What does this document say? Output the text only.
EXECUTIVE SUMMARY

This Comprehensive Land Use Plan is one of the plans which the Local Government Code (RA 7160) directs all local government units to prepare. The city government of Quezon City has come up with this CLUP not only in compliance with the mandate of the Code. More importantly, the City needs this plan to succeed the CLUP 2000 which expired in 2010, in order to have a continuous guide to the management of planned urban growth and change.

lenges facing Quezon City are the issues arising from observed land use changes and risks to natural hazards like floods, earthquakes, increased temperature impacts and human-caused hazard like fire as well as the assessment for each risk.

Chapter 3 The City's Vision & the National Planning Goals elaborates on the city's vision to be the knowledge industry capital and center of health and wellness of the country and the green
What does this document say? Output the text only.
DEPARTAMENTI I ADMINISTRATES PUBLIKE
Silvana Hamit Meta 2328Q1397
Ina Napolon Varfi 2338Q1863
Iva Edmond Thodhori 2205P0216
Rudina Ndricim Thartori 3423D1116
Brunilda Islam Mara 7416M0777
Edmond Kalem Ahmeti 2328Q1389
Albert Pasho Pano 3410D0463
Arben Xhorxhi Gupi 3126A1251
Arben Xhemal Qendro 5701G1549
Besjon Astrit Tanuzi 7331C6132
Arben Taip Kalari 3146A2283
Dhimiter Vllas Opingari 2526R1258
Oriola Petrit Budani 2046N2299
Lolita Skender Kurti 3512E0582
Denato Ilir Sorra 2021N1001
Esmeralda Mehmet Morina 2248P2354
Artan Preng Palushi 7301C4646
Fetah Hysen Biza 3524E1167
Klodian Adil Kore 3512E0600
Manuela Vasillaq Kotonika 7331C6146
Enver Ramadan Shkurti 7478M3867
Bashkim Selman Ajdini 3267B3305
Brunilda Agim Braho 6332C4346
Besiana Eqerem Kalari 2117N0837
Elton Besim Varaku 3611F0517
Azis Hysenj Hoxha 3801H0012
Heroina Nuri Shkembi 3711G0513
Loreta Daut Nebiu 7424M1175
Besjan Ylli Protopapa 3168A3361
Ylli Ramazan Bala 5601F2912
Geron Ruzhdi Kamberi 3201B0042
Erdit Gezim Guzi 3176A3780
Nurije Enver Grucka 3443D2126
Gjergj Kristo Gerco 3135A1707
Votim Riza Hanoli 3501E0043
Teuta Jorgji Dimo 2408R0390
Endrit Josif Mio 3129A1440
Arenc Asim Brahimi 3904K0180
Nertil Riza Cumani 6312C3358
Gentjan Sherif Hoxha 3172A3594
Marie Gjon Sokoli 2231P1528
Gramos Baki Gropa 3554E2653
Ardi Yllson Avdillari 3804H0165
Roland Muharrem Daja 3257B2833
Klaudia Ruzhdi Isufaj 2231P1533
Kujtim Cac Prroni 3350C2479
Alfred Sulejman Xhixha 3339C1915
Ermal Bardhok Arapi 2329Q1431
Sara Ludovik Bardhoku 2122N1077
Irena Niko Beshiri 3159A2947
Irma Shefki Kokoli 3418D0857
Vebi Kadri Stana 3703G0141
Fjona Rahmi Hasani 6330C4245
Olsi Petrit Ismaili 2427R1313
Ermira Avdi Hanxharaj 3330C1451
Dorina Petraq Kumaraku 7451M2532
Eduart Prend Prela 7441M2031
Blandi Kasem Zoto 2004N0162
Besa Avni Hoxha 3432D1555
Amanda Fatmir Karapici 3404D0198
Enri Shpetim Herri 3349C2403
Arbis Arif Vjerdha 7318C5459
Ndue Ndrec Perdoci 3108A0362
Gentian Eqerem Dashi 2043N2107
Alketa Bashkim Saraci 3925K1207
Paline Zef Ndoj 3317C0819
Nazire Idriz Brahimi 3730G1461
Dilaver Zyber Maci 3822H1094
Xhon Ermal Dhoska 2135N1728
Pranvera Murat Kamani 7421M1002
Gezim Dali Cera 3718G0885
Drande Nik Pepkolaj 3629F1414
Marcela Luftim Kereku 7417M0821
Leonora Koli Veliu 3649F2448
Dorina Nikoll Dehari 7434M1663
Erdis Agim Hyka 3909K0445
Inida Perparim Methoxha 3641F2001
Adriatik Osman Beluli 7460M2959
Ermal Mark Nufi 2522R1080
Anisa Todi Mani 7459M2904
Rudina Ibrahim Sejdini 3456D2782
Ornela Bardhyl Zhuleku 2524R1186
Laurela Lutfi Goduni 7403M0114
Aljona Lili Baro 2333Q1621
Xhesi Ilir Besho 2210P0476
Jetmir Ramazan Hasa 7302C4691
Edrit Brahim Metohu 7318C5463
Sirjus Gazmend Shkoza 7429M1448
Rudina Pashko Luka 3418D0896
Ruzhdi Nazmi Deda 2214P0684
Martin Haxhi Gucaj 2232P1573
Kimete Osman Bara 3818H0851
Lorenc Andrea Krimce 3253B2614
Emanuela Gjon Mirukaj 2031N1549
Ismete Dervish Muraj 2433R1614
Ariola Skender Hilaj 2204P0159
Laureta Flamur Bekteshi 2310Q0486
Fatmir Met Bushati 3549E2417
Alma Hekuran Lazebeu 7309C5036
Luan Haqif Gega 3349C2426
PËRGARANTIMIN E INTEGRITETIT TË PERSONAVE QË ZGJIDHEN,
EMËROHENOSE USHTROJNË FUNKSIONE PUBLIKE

########

**Brief**
Pull out every line in the material above where "City" occurs.

**Correct output**
This Comprehensive Land Use Plan is one of the plans which the Local Government Code (RA 7160) directs all local government units to prepare. The city government of Quezon City has come up with this CLUP not only in compliance with the mandate of the Code. More importantly, the City needs this plan to succeed the CLUP 2000 which expired in 2010, in order to have a continuous guide to the management of planned urban growth and change.
lenges facing Quezon City are the issues arising from observed land use changes and risks to natural hazards like floods, earthquakes, increased temperature impacts and human-caused hazard like fire as well as the assessment for each risk.
Chapter 3 The City's Vision & the National Planning Goals elaborates on the city's vision to be the knowledge industry capital and center of health and wellness of the country and the green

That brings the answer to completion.